What is asked: Single out each line with the word "ἐπιλογῆς" and copy it.

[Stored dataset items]
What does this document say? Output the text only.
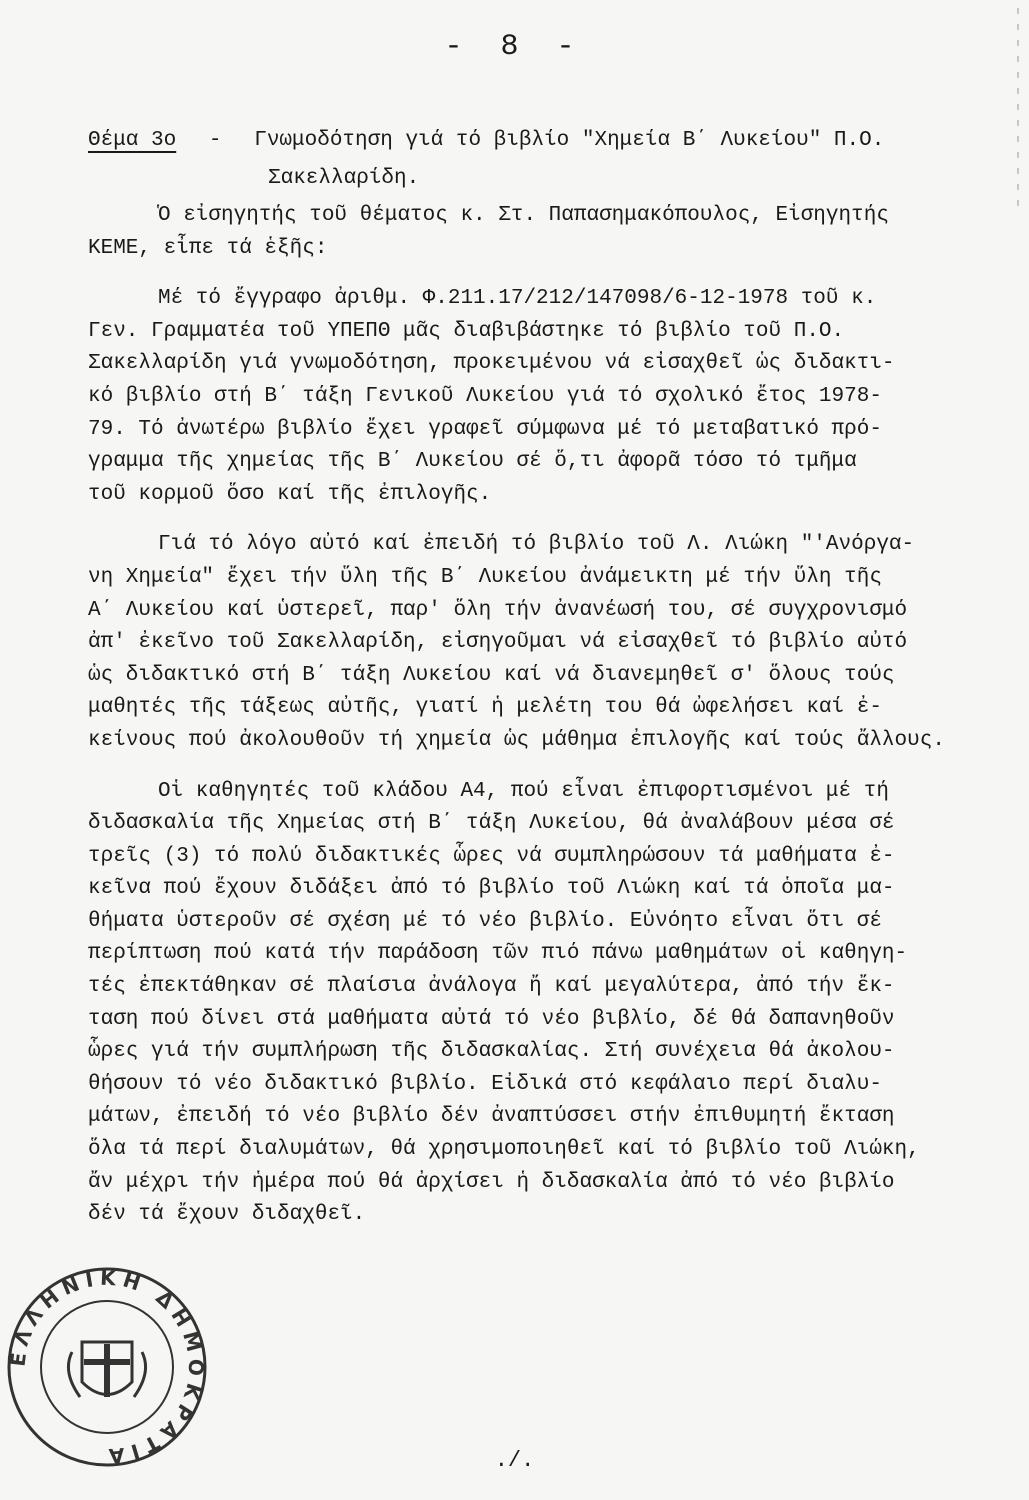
- 8 -
Θέμα 3ο	-	Γνωμοδότηση γιά τό βιβλίο "Χημεία Β΄ Λυκείου" Π.Ο.
Σακελλαρίδη.
Ὁ εἰσηγητής τοῦ θέματος κ. Στ. Παπασημακόπουλος, Εἰσηγητής
ΚΕΜΕ, εἶπε τά ἑξῆς:
Μέ τό ἔγγραφο ἀριθμ. Φ.211.17/212/147098/6-12-1978 τοῦ κ.
Γεν. Γραμματέα τοῦ ΥΠΕΠΘ μᾶς διαβιβάστηκε τό βιβλίο τοῦ Π.Ο.
Σακελλαρίδη γιά γνωμοδότηση, προκειμένου νά εἰσαχθεῖ ὡς διδακτι-
κό βιβλίο στή Β΄ τάξη Γενικοῦ Λυκείου γιά τό σχολικό ἔτος 1978-
79. Τό ἀνωτέρω βιβλίο ἔχει γραφεῖ σύμφωνα μέ τό μεταβατικό πρό-
γραμμα τῆς χημείας τῆς Β΄ Λυκείου σέ ὅ,τι ἀφορᾶ τόσο τό τμῆμα
τοῦ κορμοῦ ὅσο καί τῆς ἐπιλογῆς.
Γιά τό λόγο αὐτό καί ἐπειδή τό βιβλίο τοῦ Λ. Λιώκη "'Ανόργα-
νη Χημεία" ἔχει τήν ὕλη τῆς Β΄ Λυκείου ἀνάμεικτη μέ τήν ὕλη τῆς
Α΄ Λυκείου καί ὑστερεῖ, παρ' ὅλη τήν ἀνανέωσή του, σέ συγχρονισμό
ἀπ' ἐκεῖνο τοῦ Σακελλαρίδη, εἰσηγοῦμαι νά εἰσαχθεῖ τό βιβλίο αὐτό
ὡς διδακτικό στή Β΄ τάξη Λυκείου καί νά διανεμηθεῖ σ' ὅλους τούς
μαθητές τῆς τάξεως αὐτῆς, γιατί ἡ μελέτη του θά ὠφελήσει καί ἐ-
κείνους πού ἀκολουθοῦν τή χημεία ὡς μάθημα ἐπιλογῆς καί τούς ἄλλους.
Οἱ καθηγητές τοῦ κλάδου Α4, πού εἶναι ἐπιφορτισμένοι μέ τή
διδασκαλία τῆς Χημείας στή Β΄ τάξη Λυκείου, θά ἀναλάβουν μέσα σέ
τρεῖς (3) τό πολύ διδακτικές ὧρες νά συμπληρώσουν τά μαθήματα ἐ-
κεῖνα πού ἔχουν διδάξει ἀπό τό βιβλίο τοῦ Λιώκη καί τά ὁποῖα μα-
θήματα ὑστεροῦν σέ σχέση μέ τό νέο βιβλίο. Εὐνόητο εἶναι ὅτι σέ
περίπτωση πού κατά τήν παράδοση τῶν πιό πάνω μαθημάτων οἱ καθηγη-
τές ἐπεκτάθηκαν σέ πλαίσια ἀνάλογα ἤ καί μεγαλύτερα, ἀπό τήν ἔκ-
ταση πού δίνει στά μαθήματα αὐτά τό νέο βιβλίο, δέ θά δαπανηθοῦν
ὧρες γιά τήν συμπλήρωση τῆς διδασκαλίας. Στή συνέχεια θά ἀκολου-
θήσουν τό νέο διδακτικό βιβλίο. Εἰδικά στό κεφάλαιο περί διαλυ-
μάτων, ἐπειδή τό νέο βιβλίο δέν ἀναπτύσσει στήν ἐπιθυμητή ἔκταση
ὅλα τά περί διαλυμάτων, θά χρησιμοποιηθεῖ καί τό βιβλίο τοῦ Λιώκη,
ἄν μέχρι τήν ἡμέρα πού θά ἀρχίσει ἡ διδασκαλία ἀπό τό νέο βιβλίο
δέν τά ἔχουν διδαχθεῖ.
ΕΛΛΗΝΙΚΗ ΔΗΜΟΚΡΑΤΙΑ	./.
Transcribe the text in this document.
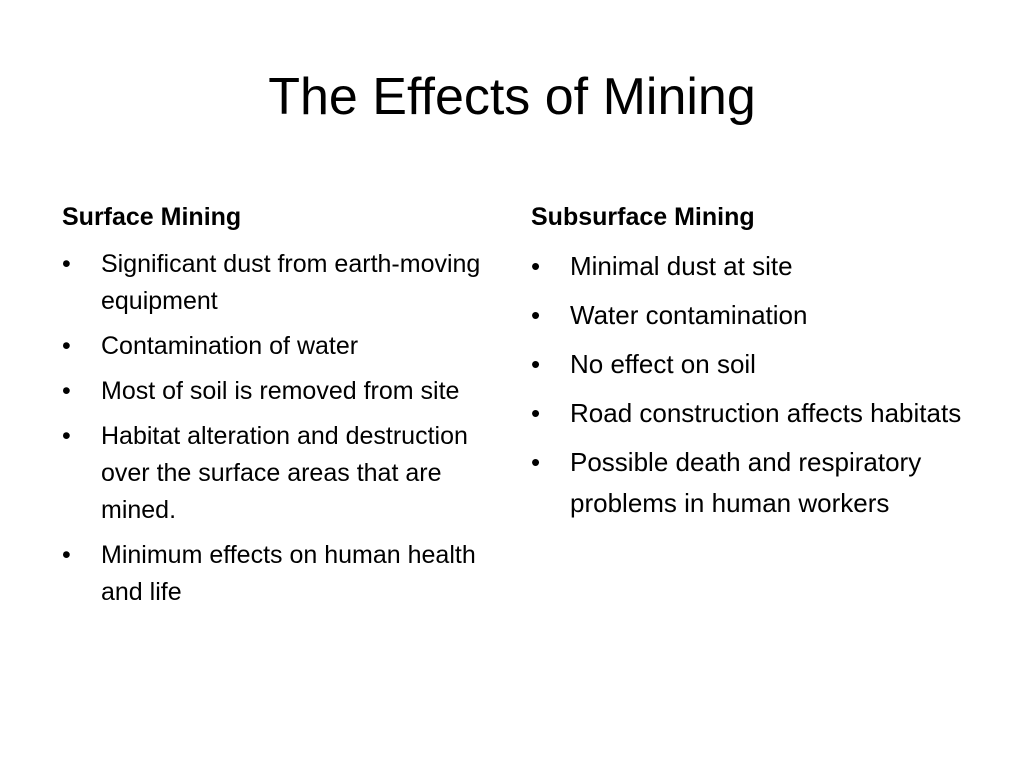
The Effects of Mining
Surface Mining
•	Significant dust from earth-moving equipment
•	Contamination of water
•	Most of soil is removed from site
•	Habitat alteration and destruction over the surface areas that are mined.
•	Minimum effects on human health and life
Subsurface Mining
•	Minimal dust at site
•	Water contamination
•	No effect on soil
•	Road construction affects habitats
•	Possible death and respiratory problems in human workers
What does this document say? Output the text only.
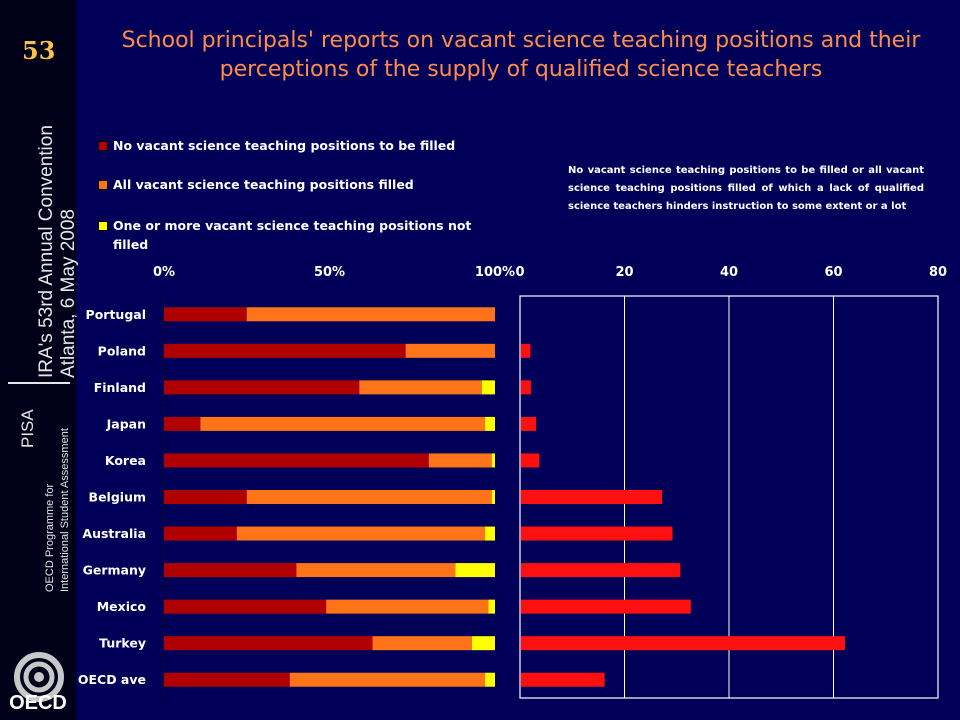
53
IRA's 53rd Annual Convention Atlanta, 6 May 2008
PISA
OECD Programme for International Student Assessment
OECD
School principals' reports on vacant science teaching positions and their perceptions of the supply of qualified science teachers
No vacant science teaching positions to be filled
All vacant science teaching positions filled
One or more vacant science teaching positions not filled
No vacant science teaching positions to be filled or all vacant science teaching positions filled of which a lack of qualified science teachers hinders instruction to some extent or a lot
0%	50%	100%
Portugal
Poland
Finland
Japan
Korea
Belgium
Australia
Germany
Mexico
Turkey
OECD ave
0	20	40	60	80
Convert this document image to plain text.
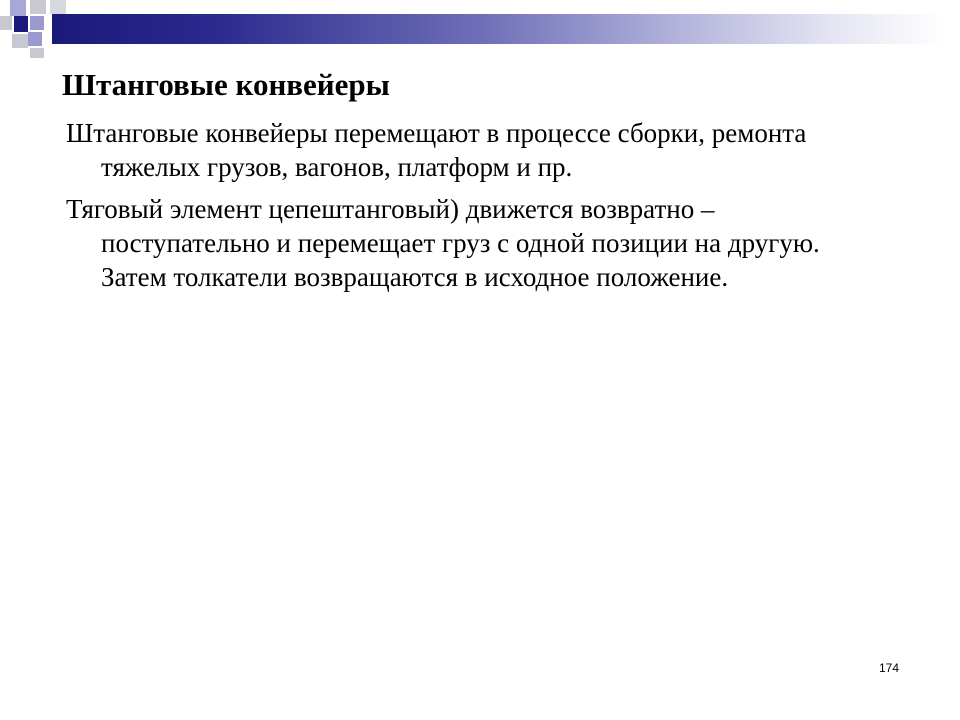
Штанговые конвейеры

Штанговые конвейеры перемещают в процессе сборки, ремонта тяжелых грузов, вагонов, платформ и пр.

Тяговый элемент цепештанговый) движется возвратно – поступательно и перемещает груз с одной позиции на другую. Затем толкатели возвращаются в исходное положение.

174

Answer to this problem:
τοῦ κορμοῦ ὅσο καί τῆς ἐπιλογῆς.
κείνους πού ἀκολουθοῦν τή χημεία ὡς μάθημα ἐπιλογῆς καί τούς ἄλλους.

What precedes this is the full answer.